* 抜粋:
☆ ☆ ☆
説明

リチウムイオン二次電池の製造方法

【課題】 密着強度が高い負極板を有し,サイクル特性の高いリチウムイオン二次電池の製造方法を提供すること。
【解決手段】 金属箔の少なくとも一方の表面に負極合材ペーストを塗工後,乾燥することにより負極活物質層を形成してなる負極板を用いるリチウムイオン二次電池の製造方法が本発明の適用対象である。本発明のリチウムイオン二次電池の製造方法はさらに,負極合材ペーストとして,いずれも粉末状の負極活物質および第1の増粘剤を,溶媒とともに混練する第1の混練と,第1の混練後の混練物に第2の増粘剤と溶媒とを加えて混練する第2の混練と,第2の混練後の混練物に結着材を加えて混練する第3の混練とにより製造したものを用いる。また,第1の増粘剤として分子量が33万以下のカルボキシメチルセルロースを用い,第2の増粘剤として分子量が33万以上のカルボキシメチルセルロースを用いる。

【発明の詳細な説明】
【技術分野】
【0001】
本発明は,金属箔の表面に負極合材ペーストを塗工後,乾燥させることにより負極活物質層を形成してなる負極板を備えるリチウムイオン二次電池の製造方法に関する。
【背景技術】
【0002】
近年,リチウムイオン二次電池は,携帯電話やノート型パソコンなどを始めとするポータブル電子機器のみならず,ハイブリッド自動車や電気自動車などの車両用の電源として注目されている。リチウムイオン二次電池は,シート状の正極板および負極板を,これらの間にはシート状のセパレータを挟み込みつつ捲回または積層してなる電極体を備えている。
☆ ☆ ☆
* 作業指示:
リチウムイオン二次電池の製造方法に関する抜粋を、一字一句違えずに全文書き写してください。 次の一覧は、リチウムイオン二次電池の製造方法に関する抜粋とは関係がありません。

* データ欄:
☆ ☆ ☆
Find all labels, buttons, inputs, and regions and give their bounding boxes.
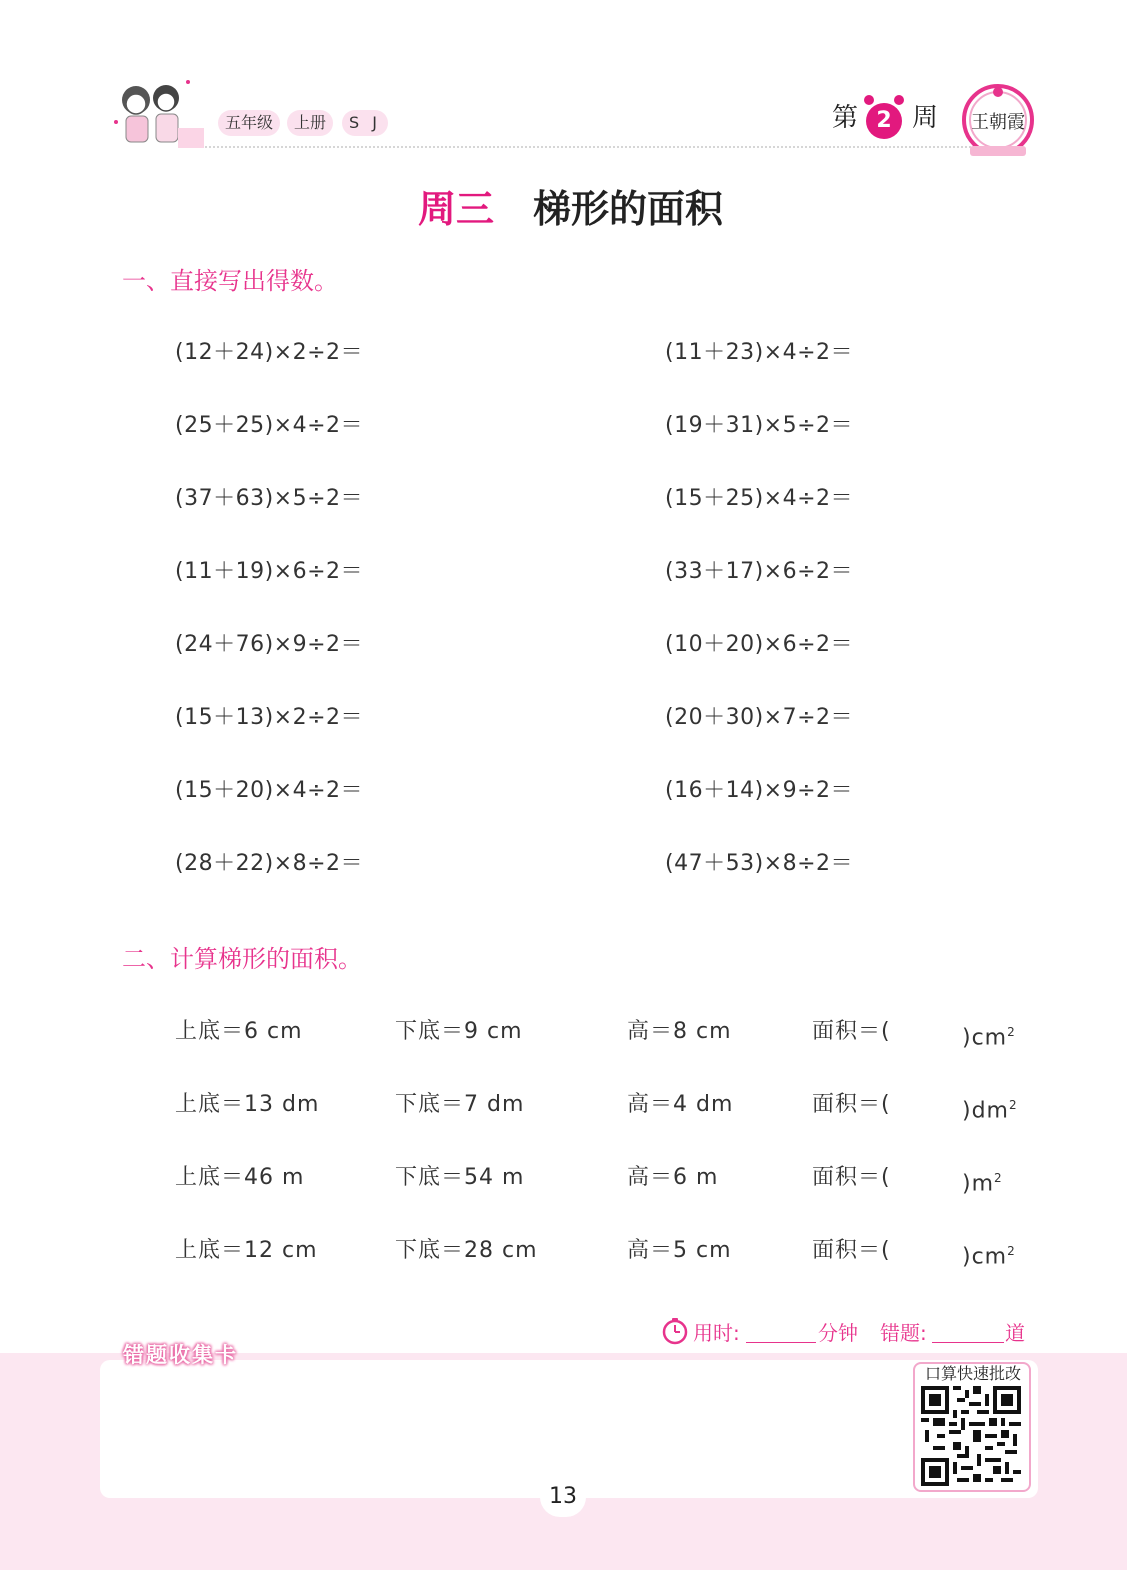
☆ ☆ ☆
* 回答:
説明

リチウムイオン二次電池の製造方法

【課題】 密着強度が高い負極板を有し,サイクル特性の高いリチウムイオン二次電池の製造方法を提供すること。
【解決手段】 金属箔の少なくとも一方の表面に負極合材ペーストを塗工後,乾燥することにより負極活物質層を形成してなる負極板を用いるリチウムイオン二次電池の製造方法が本発明の適用対象である。本発明のリチウムイオン二次電池の製造方法はさらに,負極合材ペーストとして,いずれも粉末状の負極活物質および第1の増粘剤を,溶媒とともに混練する第1の混練と,第1の混練後の混練物に第2の増粘剤と溶媒とを加えて混練する第2の混練と,第2の混練後の混練物に結着材を加えて混練する第3の混練とにより製造したものを用いる。また,第1の増粘剤として分子量が33万以下のカルボキシメチルセルロースを用い,第2の増粘剤として分子量が33万以上のカルボキシメチルセルロースを用いる。

【発明の詳細な説明】
【技術分野】
【0001】
本発明は,金属箔の表面に負極合材ペーストを塗工後,乾燥させることにより負極活物質層を形成してなる負極板を備えるリチウムイオン二次電池の製造方法に関する。
【背景技術】
【0002】
近年,リチウムイオン二次電池は,携帯電話やノート型パソコンなどを始めとするポータブル電子機器のみならず,ハイブリッド自動車や電気自動車などの車両用の電源として注目されている。リチウムイオン二次電池は,シート状の正極板および負極板を,これらの間にはシート状のセパレータを挟み込みつつ捲回または積層してなる電極体を備えている。